__Directive__
Express the entries below, from the first line up to and including the line with "legend-marker — [1182, 218, 1188, 224]", as a Markdown table with the columns Row and Entry line, leaving out any blank lines.

__Information provided__
+ + + + +
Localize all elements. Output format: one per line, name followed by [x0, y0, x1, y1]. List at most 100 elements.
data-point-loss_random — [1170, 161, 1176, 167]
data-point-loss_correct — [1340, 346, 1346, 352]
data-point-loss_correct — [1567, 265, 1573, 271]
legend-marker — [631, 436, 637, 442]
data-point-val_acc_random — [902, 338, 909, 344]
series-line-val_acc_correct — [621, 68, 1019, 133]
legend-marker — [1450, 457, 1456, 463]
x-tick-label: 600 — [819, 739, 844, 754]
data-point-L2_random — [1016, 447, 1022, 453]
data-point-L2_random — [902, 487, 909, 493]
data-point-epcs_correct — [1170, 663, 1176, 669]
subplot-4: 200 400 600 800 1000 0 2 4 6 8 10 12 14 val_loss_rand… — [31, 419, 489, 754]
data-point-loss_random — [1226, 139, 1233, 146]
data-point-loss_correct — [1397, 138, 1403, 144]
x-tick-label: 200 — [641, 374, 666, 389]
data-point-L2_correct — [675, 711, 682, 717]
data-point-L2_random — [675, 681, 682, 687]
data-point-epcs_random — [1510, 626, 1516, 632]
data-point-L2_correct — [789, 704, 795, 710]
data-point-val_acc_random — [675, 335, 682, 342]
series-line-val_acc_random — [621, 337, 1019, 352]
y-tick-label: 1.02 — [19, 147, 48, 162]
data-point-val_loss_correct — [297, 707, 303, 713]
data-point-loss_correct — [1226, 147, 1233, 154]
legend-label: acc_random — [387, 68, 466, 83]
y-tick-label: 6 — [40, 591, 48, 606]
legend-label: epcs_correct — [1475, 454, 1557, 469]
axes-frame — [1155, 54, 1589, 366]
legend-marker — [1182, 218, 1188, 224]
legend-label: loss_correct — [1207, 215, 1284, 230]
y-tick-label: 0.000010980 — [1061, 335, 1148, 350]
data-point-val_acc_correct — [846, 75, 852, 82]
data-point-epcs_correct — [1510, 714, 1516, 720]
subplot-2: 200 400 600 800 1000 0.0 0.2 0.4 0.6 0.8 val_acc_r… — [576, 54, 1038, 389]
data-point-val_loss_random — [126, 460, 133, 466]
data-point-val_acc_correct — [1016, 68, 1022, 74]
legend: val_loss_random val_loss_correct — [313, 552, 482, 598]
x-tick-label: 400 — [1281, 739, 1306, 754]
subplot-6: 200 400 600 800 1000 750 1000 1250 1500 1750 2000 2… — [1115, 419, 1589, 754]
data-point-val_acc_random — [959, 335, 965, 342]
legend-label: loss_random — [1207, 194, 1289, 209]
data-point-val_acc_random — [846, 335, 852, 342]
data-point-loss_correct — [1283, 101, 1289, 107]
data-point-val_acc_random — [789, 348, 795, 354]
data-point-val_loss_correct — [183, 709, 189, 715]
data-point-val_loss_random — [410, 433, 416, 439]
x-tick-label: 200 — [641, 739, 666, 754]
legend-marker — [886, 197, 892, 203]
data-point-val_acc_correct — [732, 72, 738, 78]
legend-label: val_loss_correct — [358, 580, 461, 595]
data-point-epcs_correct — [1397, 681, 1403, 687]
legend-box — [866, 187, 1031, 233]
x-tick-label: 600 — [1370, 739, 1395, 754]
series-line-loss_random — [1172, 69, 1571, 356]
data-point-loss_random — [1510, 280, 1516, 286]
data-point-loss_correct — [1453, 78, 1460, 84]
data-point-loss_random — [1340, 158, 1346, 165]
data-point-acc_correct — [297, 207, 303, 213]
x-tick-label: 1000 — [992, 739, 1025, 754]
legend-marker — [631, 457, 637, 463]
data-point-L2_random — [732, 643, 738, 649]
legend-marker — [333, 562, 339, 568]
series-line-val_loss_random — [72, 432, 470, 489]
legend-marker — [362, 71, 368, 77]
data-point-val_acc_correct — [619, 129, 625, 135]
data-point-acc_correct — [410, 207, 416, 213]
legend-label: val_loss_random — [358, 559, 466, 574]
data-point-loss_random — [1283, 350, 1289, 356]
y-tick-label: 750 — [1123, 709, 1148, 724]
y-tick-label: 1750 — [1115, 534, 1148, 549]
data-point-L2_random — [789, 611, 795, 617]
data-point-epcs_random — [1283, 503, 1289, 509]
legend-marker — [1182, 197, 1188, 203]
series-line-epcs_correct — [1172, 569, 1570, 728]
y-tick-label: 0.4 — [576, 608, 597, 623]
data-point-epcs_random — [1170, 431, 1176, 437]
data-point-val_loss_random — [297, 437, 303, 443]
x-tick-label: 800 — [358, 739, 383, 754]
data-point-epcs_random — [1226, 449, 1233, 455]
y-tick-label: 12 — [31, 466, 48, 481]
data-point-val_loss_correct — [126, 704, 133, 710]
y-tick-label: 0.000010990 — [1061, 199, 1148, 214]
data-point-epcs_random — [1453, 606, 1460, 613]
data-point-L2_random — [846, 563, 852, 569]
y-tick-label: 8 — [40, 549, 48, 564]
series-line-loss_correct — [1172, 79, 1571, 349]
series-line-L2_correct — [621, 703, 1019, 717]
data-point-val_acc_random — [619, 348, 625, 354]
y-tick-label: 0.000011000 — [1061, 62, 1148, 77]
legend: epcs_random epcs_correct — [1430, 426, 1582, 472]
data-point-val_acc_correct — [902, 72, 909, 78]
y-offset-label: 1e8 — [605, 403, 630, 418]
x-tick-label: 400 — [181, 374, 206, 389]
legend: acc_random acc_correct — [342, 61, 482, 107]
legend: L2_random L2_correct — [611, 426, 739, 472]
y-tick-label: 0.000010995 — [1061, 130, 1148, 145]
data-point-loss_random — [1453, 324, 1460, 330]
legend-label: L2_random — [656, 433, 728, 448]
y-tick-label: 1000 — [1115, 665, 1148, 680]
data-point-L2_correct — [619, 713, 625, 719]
+ + + + +
__Output below__
| Row | Entry line |
|---|---|
| 1 | Localize all elements. Output format: one per line, name followed by [x0, y0, x1, y1]. List at most 100 elements. |
| 2 | data-point-loss_random — [1170, 161, 1176, 167] |
| 3 | data-point-loss_correct — [1340, 346, 1346, 352] |
| 4 | data-point-loss_correct — [1567, 265, 1573, 271] |
| 5 | legend-marker — [631, 436, 637, 442] |
| 6 | data-point-val_acc_random — [902, 338, 909, 344] |
| 7 | series-line-val_acc_correct — [621, 68, 1019, 133] |
| 8 | legend-marker — [1450, 457, 1456, 463] |
| 9 | x-tick-label: 600 — [819, 739, 844, 754] |
| 10 | data-point-L2_random — [1016, 447, 1022, 453] |
| 11 | data-point-L2_random — [902, 487, 909, 493] |
| 12 | data-point-epcs_correct — [1170, 663, 1176, 669] |
| 13 | subplot-4: 200 400 600 800 1000 0 2 4 6 8 10 12 14 val_loss_rand… — [31, 419, 489, 754] |
| 14 | data-point-loss_random — [1226, 139, 1233, 146] |
| 15 | data-point-loss_correct — [1397, 138, 1403, 144] |
| 16 | x-tick-label: 200 — [641, 374, 666, 389] |
| 17 | data-point-L2_correct — [675, 711, 682, 717] |
| 18 | data-point-L2_random — [675, 681, 682, 687] |
| 19 | data-point-epcs_random — [1510, 626, 1516, 632] |
| 20 | data-point-L2_correct — [789, 704, 795, 710] |
| 21 | data-point-val_acc_random — [675, 335, 682, 342] |
| 22 | series-line-val_acc_random — [621, 337, 1019, 352] |
| 23 | y-tick-label: 1.02 — [19, 147, 48, 162] |
| 24 | data-point-val_loss_correct — [297, 707, 303, 713] |
| 25 | data-point-loss_correct — [1226, 147, 1233, 154] |
| 26 | legend-label: acc_random — [387, 68, 466, 83] |
| 27 | y-tick-label: 6 — [40, 591, 48, 606] |
| 28 | legend-label: epcs_correct — [1475, 454, 1557, 469] |
| 29 | axes-frame — [1155, 54, 1589, 366] |
| 30 | legend-marker — [1182, 218, 1188, 224] |